[Begin]
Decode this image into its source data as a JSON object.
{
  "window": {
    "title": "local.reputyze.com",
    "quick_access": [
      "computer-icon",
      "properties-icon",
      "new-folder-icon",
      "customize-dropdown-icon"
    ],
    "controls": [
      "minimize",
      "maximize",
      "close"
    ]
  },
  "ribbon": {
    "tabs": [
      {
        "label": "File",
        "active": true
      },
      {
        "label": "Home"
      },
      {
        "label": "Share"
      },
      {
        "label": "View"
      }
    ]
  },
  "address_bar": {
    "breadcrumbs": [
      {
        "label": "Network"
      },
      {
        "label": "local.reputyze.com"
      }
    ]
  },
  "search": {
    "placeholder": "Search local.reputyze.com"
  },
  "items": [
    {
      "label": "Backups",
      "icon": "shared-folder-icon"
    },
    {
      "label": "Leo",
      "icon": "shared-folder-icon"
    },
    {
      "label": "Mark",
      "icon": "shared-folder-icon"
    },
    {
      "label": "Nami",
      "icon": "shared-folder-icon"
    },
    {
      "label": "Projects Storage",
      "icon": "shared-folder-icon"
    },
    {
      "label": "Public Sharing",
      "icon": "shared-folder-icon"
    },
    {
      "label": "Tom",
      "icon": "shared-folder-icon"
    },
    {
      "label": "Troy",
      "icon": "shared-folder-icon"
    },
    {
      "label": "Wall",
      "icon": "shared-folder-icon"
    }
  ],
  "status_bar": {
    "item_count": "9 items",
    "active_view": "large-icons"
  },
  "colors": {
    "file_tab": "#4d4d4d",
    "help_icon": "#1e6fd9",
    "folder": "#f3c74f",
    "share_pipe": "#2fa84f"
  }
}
[End]
* [What needs to be done] Write out the entries in full, exactly as given.

* [Correct output]
Decode this image into its source data as a JSON object.
{
  "window": {
    "title": "local.reputyze.com",
    "quick_access": [
      "computer-icon",
      "properties-icon",
      "new-folder-icon",
      "customize-dropdown-icon"
    ],
    "controls": [
      "minimize",
      "maximize",
      "close"
    ]
  },
  "ribbon": {
    "tabs": [
      {
        "label": "File",
        "active": true
      },
      {
        "label": "Home"
      },
      {
        "label": "Share"
      },
      {
        "label": "View"
      }
    ]
  },
  "address_bar": {
    "breadcrumbs": [
      {
        "label": "Network"
      },
      {
        "label": "local.reputyze.com"
      }
    ]
  },
  "search": {
    "placeholder": "Search local.reputyze.com"
  },
  "items": [
    {
      "label": "Backups",
      "icon": "shared-folder-icon"
    },
    {
      "label": "Leo",
      "icon": "shared-folder-icon"
    },
    {
      "label": "Mark",
      "icon": "shared-folder-icon"
    },
    {
      "label": "Nami",
      "icon": "shared-folder-icon"
    },
    {
      "label": "Projects Storage",
      "icon": "shared-folder-icon"
    },
    {
      "label": "Public Sharing",
      "icon": "shared-folder-icon"
    },
    {
      "label": "Tom",
      "icon": "shared-folder-icon"
    },
    {
      "label": "Troy",
      "icon": "shared-folder-icon"
    },
    {
      "label": "Wall",
      "icon": "shared-folder-icon"
    }
  ],
  "status_bar": {
    "item_count": "9 items",
    "active_view": "large-icons"
  },
  "colors": {
    "file_tab": "#4d4d4d",
    "help_icon": "#1e6fd9",
    "folder": "#f3c74f",
    "share_pipe": "#2fa84f"
  }
}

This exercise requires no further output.